[Data entries]
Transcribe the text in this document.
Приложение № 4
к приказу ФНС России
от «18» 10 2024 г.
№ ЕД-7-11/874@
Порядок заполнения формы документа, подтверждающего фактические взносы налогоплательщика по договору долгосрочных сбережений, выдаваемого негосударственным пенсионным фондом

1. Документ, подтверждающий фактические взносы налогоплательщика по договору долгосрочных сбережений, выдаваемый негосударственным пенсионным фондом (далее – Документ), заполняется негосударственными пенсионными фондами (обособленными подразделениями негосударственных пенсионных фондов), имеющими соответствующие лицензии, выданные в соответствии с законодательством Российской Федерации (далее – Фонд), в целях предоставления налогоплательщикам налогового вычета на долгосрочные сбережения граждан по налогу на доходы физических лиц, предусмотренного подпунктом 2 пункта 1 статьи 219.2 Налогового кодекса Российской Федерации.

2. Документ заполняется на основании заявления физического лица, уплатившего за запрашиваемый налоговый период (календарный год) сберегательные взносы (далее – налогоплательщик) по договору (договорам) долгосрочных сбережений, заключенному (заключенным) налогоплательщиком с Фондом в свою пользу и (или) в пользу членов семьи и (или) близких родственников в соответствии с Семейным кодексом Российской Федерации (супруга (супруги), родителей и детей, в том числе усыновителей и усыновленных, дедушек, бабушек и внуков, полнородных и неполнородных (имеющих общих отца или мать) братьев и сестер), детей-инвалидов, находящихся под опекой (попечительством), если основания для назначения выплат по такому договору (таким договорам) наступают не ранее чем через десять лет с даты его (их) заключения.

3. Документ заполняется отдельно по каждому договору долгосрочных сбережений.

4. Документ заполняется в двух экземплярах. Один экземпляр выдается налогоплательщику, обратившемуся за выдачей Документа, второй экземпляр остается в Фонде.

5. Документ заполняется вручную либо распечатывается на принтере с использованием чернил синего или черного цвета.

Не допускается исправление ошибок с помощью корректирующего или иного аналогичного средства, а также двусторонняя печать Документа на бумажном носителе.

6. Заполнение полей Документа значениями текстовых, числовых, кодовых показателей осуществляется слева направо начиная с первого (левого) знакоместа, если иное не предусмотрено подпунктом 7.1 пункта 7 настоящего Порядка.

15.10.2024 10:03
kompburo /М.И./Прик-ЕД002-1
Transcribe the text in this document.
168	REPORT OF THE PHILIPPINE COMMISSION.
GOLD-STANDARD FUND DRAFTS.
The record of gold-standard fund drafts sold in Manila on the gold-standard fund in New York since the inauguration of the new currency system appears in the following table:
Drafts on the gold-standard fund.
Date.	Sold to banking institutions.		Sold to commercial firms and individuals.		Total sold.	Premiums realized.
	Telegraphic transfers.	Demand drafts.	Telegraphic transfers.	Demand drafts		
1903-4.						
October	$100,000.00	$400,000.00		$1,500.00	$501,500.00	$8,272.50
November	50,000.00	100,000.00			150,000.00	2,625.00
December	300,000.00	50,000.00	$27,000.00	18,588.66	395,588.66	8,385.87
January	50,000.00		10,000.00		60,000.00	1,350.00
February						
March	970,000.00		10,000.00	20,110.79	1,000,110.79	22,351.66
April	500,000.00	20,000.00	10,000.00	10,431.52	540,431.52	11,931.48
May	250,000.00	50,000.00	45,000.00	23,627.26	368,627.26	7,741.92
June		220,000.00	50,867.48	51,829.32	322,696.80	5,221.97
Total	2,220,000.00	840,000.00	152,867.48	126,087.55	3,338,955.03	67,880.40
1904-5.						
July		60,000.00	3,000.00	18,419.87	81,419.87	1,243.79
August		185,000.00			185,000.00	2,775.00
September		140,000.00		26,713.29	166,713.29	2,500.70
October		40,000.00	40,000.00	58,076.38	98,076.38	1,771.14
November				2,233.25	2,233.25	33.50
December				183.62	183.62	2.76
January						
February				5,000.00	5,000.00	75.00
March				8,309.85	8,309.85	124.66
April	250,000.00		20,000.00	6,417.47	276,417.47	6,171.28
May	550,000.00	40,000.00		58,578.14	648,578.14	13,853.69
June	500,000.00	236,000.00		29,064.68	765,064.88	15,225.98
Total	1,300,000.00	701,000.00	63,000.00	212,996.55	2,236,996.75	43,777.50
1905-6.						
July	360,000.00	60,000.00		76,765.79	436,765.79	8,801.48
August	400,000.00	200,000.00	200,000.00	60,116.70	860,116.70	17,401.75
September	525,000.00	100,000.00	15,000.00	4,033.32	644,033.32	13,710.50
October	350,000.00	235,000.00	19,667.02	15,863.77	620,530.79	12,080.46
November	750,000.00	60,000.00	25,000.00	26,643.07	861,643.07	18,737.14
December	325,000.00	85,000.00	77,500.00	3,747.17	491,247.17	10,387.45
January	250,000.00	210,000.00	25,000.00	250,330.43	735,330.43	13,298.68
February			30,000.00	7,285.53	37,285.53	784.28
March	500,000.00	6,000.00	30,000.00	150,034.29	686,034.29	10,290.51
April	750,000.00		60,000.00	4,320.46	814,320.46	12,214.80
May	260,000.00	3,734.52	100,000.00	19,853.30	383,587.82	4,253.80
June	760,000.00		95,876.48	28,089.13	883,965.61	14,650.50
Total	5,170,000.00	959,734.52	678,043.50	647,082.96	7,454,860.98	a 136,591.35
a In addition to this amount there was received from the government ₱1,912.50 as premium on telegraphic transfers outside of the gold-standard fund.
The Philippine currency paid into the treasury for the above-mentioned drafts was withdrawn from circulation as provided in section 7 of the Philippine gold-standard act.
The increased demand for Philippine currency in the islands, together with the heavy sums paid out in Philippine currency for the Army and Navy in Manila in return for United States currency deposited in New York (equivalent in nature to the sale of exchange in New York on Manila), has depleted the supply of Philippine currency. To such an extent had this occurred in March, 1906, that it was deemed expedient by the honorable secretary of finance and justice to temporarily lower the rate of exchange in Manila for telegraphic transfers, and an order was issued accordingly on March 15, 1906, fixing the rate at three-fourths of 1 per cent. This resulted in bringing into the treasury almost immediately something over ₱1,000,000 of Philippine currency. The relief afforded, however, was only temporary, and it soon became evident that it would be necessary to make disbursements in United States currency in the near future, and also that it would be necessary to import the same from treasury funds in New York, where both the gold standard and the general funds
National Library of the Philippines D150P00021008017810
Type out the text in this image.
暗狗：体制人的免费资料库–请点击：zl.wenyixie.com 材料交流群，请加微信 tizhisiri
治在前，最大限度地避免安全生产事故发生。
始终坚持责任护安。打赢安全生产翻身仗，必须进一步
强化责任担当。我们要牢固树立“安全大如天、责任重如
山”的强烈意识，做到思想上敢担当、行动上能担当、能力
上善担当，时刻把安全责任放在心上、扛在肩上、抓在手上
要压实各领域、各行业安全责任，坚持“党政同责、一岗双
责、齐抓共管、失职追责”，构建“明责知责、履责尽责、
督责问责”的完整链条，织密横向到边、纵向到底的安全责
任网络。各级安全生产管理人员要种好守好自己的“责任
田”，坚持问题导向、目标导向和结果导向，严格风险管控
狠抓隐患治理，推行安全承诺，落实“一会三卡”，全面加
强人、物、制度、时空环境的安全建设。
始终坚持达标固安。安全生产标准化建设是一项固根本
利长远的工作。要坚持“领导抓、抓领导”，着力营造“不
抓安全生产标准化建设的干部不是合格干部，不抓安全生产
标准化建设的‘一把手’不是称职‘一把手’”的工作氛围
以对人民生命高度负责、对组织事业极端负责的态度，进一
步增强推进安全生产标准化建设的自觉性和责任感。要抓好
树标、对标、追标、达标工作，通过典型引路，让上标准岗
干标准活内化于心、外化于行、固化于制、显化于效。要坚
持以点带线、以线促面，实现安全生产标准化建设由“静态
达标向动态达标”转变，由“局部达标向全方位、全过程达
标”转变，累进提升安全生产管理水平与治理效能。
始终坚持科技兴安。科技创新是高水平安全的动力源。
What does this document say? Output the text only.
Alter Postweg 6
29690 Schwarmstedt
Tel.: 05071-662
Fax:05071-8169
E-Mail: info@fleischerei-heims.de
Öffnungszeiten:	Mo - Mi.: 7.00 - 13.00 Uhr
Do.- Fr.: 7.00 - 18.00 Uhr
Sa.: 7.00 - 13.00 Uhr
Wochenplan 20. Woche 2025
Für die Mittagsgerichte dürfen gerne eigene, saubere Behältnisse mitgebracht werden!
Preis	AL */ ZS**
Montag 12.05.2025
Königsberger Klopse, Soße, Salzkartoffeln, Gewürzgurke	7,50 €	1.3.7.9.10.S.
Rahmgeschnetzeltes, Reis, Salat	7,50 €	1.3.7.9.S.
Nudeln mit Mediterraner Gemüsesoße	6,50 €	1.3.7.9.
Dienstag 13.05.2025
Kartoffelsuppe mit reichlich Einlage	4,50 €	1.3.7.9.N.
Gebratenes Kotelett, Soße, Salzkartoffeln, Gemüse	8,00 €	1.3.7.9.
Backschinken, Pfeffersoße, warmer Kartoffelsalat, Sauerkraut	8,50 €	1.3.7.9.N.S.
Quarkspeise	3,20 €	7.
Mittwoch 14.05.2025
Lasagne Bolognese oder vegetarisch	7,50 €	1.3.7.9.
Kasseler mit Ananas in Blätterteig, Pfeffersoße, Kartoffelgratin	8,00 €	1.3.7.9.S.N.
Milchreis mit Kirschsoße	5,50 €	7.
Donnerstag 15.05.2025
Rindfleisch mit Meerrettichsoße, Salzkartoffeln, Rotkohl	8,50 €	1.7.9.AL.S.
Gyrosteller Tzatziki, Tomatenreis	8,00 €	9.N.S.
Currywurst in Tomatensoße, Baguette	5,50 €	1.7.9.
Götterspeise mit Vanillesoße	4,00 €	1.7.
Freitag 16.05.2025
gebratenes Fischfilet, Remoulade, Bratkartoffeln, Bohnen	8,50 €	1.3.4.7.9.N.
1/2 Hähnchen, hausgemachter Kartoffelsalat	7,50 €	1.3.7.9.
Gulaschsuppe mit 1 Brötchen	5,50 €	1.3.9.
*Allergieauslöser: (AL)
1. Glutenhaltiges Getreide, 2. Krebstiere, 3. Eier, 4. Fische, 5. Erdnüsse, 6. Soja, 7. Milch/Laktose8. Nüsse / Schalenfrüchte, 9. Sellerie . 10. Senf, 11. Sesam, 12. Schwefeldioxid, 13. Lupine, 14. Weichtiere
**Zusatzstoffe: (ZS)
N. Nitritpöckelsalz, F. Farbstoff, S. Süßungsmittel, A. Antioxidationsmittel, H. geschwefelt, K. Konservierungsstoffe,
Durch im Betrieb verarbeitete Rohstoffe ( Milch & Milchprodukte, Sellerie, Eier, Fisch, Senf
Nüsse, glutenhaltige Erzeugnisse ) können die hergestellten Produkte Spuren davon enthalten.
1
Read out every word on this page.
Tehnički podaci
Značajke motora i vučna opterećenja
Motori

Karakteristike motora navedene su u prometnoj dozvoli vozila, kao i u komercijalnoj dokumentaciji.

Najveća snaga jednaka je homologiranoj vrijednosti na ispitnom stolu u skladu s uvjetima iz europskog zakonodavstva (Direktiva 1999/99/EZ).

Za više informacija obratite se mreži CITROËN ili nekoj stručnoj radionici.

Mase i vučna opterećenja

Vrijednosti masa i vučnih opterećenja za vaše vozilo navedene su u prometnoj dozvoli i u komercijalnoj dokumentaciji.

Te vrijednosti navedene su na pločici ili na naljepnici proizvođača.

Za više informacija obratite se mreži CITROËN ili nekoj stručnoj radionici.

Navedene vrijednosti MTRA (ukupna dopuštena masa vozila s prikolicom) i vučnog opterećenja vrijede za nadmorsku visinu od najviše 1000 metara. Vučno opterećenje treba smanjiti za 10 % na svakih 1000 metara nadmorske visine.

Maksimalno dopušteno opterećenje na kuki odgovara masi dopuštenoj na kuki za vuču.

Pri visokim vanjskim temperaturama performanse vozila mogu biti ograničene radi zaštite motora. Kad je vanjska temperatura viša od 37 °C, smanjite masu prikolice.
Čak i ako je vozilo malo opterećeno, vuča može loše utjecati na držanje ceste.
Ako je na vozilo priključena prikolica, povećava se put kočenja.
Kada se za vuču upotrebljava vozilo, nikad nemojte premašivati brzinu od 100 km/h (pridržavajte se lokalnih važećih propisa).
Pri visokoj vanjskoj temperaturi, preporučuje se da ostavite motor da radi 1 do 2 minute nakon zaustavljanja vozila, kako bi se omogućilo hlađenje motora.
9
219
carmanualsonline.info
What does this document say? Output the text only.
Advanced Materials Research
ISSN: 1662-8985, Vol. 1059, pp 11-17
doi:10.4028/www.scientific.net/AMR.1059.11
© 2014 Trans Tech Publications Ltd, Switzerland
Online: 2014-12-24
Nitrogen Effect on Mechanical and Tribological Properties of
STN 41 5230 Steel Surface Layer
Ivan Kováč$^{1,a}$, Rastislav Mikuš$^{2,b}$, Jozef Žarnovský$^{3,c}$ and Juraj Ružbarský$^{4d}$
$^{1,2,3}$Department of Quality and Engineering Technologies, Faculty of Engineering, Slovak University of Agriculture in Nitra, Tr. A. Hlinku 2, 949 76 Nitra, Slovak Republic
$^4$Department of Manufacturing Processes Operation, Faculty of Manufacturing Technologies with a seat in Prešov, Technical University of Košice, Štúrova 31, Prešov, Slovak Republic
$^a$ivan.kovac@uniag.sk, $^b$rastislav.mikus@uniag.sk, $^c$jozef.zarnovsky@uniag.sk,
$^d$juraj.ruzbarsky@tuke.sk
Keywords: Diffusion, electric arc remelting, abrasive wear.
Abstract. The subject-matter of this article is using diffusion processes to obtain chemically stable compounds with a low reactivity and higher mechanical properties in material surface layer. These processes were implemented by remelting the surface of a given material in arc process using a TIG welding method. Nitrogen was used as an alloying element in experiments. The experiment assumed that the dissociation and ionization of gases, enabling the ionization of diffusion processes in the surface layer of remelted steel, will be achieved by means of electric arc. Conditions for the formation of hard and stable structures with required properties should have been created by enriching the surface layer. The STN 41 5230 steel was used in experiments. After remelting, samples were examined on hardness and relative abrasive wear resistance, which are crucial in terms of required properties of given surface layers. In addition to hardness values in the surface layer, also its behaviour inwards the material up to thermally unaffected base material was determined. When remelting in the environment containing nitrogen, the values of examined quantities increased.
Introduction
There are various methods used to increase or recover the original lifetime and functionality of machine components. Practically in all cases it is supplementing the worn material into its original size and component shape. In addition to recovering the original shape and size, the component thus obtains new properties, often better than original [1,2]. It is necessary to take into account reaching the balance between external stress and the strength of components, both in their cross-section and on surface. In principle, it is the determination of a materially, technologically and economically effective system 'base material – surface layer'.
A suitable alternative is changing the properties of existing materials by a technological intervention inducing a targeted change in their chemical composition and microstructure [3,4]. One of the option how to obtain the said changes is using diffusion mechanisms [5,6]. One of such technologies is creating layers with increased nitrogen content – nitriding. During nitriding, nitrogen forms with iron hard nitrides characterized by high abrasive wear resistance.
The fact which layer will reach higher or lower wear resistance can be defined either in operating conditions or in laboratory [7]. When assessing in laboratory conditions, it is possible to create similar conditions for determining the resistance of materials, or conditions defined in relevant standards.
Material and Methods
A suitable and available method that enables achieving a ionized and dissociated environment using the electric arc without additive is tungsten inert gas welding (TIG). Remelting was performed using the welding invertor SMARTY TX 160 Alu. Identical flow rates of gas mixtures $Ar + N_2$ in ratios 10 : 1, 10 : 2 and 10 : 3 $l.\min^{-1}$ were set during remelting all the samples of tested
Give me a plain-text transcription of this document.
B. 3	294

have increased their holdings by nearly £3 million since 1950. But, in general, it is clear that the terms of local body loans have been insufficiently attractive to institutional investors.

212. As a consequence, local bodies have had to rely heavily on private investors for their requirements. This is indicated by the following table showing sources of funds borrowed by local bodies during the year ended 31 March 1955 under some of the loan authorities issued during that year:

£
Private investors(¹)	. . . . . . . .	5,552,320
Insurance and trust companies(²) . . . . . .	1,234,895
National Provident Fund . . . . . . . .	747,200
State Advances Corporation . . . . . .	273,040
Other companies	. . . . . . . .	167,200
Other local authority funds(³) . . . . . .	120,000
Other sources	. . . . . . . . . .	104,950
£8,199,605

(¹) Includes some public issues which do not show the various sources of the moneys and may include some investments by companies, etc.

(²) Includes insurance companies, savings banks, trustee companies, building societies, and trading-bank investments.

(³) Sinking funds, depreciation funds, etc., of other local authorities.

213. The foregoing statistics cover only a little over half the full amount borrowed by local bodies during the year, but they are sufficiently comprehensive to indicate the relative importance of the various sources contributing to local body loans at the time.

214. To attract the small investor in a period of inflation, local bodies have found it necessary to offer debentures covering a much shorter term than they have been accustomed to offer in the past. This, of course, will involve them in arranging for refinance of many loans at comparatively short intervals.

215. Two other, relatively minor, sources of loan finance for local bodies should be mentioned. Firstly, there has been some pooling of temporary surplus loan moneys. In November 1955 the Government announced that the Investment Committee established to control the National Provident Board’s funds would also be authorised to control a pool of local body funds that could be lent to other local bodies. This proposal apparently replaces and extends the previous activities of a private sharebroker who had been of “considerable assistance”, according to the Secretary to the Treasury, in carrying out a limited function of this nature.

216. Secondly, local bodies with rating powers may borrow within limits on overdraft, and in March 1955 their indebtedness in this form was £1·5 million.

## JOB
Pull every line containing "Pfeffersoße" out of the data above.

## REPLY TO THE TASK
Backschinken, Pfeffersoße, warmer Kartoffelsalat, Sauerkraut	8,50 €	1.3.7.9.N.S.
Kasseler mit Ananas in Blätterteig, Pfeffersoße, Kartoffelgratin	8,00 €	1.3.7.9.S.N.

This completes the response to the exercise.